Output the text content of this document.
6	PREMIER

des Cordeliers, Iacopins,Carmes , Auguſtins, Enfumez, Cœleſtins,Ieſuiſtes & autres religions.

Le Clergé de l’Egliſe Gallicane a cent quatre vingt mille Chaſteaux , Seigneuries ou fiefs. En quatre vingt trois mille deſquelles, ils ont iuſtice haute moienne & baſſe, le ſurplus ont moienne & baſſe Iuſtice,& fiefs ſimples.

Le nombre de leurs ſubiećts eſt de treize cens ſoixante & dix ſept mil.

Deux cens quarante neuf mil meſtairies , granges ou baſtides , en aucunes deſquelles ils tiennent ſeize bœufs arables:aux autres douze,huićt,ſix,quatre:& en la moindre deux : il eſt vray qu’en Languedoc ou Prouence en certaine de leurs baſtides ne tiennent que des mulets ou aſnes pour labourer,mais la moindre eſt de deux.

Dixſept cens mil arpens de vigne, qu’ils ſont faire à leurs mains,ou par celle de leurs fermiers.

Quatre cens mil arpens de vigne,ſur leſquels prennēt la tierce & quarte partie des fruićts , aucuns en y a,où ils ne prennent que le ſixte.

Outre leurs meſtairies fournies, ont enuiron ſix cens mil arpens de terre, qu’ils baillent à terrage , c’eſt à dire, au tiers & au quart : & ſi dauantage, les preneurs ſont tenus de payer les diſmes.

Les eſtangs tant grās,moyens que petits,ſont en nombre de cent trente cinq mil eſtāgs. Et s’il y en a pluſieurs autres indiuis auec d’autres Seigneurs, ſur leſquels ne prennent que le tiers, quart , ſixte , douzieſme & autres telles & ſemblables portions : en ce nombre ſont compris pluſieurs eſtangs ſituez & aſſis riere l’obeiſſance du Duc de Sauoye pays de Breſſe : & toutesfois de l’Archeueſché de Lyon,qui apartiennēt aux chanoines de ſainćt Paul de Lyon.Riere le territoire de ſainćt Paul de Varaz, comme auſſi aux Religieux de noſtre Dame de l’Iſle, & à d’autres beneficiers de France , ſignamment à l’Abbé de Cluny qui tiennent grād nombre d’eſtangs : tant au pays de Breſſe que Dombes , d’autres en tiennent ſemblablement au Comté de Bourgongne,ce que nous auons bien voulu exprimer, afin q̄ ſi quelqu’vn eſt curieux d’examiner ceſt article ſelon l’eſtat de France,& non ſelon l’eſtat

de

Task to complete: Search the preceding listing for the word "leurs" and pull out every line that holds it.

Answer to this task:
Le nombre de leurs ſubiećts eſt de treize cens ſoixante & dix ſept mil.
Deux cens quarante neuf mil meſtairies , granges ou baſtides , en aucunes deſquelles ils tiennent ſeize bœufs arables:aux autres douze,huićt,ſix,quatre:& en la moindre deux : il eſt vray qu’en Languedoc ou Prouence en certaine de leurs baſtides ne tiennent que des mulets ou aſnes pour labourer,mais la moindre eſt de deux.
Dixſept cens mil arpens de vigne, qu’ils ſont faire à leurs mains,ou par celle de leurs fermiers.
Outre leurs meſtairies fournies, ont enuiron ſix cens mil arpens de terre, qu’ils baillent à terrage , c’eſt à dire, au tiers & au quart : & ſi dauantage, les preneurs ſont tenus de payer les diſmes.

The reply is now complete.